= Text excerpt =
#####

Currently, the mechanism of non-celiac gluten sensitivity is unknown, and there are, unfortunately, no valid diagnostic tests. This is an active area of basic research, but in the mean time, I cannot support the sale of diagnostic tests in the U.S. that are not approved by the FDA. Perhaps the regulations are different in the U.K., but I would still want to see the data before endorsing them.
I agree that “cross-reactivity”is a fascinating hypothesis (in this case, the idea that the immune response to gluten will also respond to other foods). However, at this point, there is little published evidence to support this concept, let alone a commercial diagnostic.
dear PETER ET AL
ALTHOUGH the mechanism of non-celiac gluten sensitivity is unknown AS WRITTEN WE DO KNOW THAT NCGS is not related to signs of intestinal damage.
celiac disease does cause damage and does increase I FABP. HOwever, all cases of intestinal damage do, incl. cancer, ischemic damage, etc. THUS I FABP is not specific for celiac disease and as such an inappropriate marker . IN case of biopsy proven celiac damage IFABP can be used however, to follow recovery form celiac disease symptoms
Hi Fred, Good to hear from you, again.
You raise some important points.
NCGS:
While I agree that we don’t know enough about NCGS, there have been biopsies done on a number of NCGS patients, and all had normal intestinal villi (Marsh grade 0) or slight lymphocyte infiltration (Marsh 1). (e.g. http://www.biomedcentral.com/content/pdf/1471-230X-14-26.pdf, http://www.ncbi.nlm.nih.gov/pubmed/22825366, http://www.ncbi.nlm.nih.gov/pmc/articles/PMC2724402/, http://www.biomedcentral.com/1741-7015/9/23 )
I was not meaning to imply in the article that the I-FABP test would be suitable for NCGS.
Intestinal Damage:
I agree that more than one kind of intestinal damage can result in raised I-FABP levels; however, I would argue that anyone showing raised levels would deserve further medical investigation, regardless of the cause. I wasn’t proposing that I-FABP would be used as a primary screen. However, as I pointed out, the assay has a number of potential advantages: 1) as a blood test it would be much more likely to be used by physicians than a biopsy, 2) it would be much more acceptable to patients, increasing the likelihood of getting a diagnosis, 3) biopsy/histology suffers from a significant number of false-negatives, and 4) the I-FABP assay appears to more sensitive than the current antibody tests for monitoring recovery on a GF diet.
Finally, I would be especially interested to see how the I-FABP assay performs for older people, since for an unknown reason, older people are more likely to have intestinal damage without raised celiac-specific antibody levels, and are therefore less likely to be diagnosed correctly.

#####

= Work required =
In the gluten sensitivity discussion, what did biopsies of NCGS patients show? The records are not needed for this work.

= Source material =

#####

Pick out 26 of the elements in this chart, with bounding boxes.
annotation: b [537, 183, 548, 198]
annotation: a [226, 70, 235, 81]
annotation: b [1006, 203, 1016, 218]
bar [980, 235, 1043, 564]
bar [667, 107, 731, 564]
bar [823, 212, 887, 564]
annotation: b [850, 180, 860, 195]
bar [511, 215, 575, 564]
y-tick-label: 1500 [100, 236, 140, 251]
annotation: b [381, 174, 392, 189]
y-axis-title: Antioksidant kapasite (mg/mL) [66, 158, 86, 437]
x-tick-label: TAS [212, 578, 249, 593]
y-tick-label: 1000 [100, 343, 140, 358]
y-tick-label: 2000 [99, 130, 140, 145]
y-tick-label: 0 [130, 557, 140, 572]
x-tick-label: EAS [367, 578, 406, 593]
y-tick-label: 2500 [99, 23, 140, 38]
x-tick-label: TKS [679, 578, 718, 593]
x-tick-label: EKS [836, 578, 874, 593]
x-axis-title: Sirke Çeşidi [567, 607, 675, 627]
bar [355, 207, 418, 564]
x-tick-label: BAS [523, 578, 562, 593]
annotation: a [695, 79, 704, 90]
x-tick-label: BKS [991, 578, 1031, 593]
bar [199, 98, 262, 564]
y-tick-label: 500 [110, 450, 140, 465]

#####

= Answer for the task =
All had normal intestinal villi (Marsh grade 0) or slight lymphocyte infiltration (Marsh 1).